— What you will do —
Looking at the listing below, work out the number of lines where the string "text" shows up, and give that number only.
§ §
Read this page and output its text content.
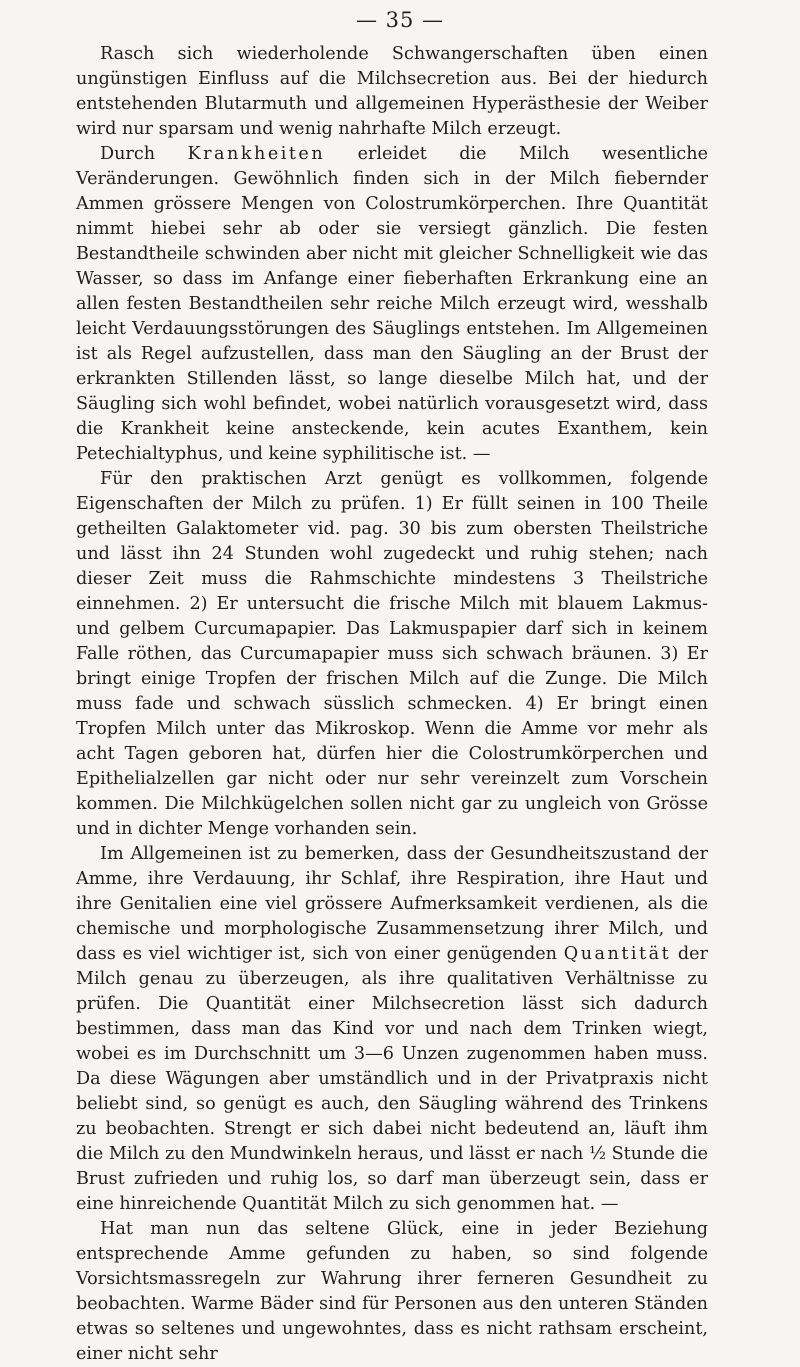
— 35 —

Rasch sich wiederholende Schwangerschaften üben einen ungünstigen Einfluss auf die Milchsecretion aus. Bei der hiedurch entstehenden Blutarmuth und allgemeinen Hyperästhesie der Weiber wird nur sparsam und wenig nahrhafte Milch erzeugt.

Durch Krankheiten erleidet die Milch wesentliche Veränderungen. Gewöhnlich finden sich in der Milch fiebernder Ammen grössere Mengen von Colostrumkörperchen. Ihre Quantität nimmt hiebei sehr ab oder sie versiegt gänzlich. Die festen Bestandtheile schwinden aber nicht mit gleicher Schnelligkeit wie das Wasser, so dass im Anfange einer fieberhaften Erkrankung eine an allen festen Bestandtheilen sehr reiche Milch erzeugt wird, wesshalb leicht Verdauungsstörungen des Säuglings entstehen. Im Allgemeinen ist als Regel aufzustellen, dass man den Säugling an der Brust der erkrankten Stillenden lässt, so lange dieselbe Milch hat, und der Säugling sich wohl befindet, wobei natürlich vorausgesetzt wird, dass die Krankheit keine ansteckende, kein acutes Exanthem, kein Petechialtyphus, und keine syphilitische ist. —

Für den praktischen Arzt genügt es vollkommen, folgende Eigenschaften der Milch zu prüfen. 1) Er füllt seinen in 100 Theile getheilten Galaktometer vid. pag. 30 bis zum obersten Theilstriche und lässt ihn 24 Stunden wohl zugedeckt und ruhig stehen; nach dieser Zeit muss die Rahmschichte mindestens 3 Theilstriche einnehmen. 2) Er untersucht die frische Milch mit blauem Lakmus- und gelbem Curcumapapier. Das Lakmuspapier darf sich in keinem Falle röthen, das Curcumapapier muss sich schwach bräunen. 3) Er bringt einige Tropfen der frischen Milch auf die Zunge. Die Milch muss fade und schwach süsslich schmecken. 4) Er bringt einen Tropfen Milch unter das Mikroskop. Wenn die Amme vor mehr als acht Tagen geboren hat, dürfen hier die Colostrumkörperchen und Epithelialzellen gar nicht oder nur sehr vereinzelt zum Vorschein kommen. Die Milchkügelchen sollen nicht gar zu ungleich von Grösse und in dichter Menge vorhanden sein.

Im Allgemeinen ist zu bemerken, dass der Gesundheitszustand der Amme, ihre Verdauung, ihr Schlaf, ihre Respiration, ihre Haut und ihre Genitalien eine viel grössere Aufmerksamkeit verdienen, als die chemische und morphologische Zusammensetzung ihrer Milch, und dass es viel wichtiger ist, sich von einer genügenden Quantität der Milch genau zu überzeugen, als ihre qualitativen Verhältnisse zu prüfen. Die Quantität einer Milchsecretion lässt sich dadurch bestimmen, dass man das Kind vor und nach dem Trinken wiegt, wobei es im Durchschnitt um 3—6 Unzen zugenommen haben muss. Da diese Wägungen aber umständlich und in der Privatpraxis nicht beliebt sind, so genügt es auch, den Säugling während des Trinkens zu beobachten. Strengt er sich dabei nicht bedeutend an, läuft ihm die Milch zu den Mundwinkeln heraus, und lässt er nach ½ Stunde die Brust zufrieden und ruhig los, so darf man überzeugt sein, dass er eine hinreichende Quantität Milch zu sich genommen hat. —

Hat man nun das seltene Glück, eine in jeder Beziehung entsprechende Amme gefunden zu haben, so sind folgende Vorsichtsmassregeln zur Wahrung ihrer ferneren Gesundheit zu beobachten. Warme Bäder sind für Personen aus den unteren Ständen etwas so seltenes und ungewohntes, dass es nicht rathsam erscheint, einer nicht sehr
§ §
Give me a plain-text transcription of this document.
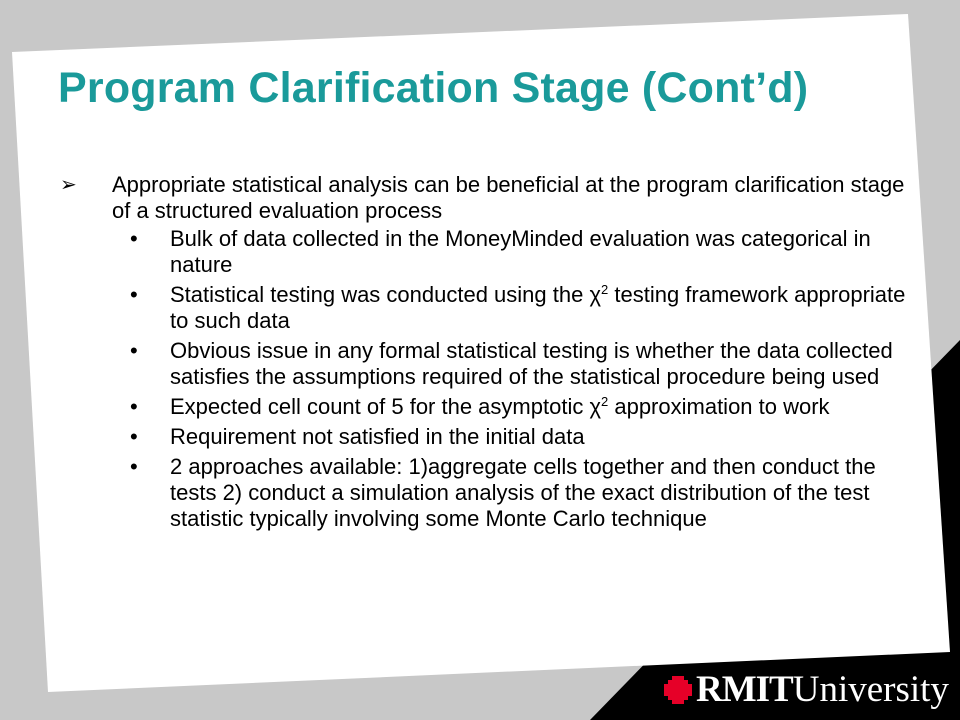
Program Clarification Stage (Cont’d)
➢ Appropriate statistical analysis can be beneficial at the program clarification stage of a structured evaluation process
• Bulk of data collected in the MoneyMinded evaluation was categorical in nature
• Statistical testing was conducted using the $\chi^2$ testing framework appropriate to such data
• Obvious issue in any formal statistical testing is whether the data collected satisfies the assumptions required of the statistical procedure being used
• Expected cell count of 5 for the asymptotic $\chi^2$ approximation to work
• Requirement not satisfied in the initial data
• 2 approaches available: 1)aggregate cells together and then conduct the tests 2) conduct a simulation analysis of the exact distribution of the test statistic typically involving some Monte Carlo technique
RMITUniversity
§ §
— Result —
2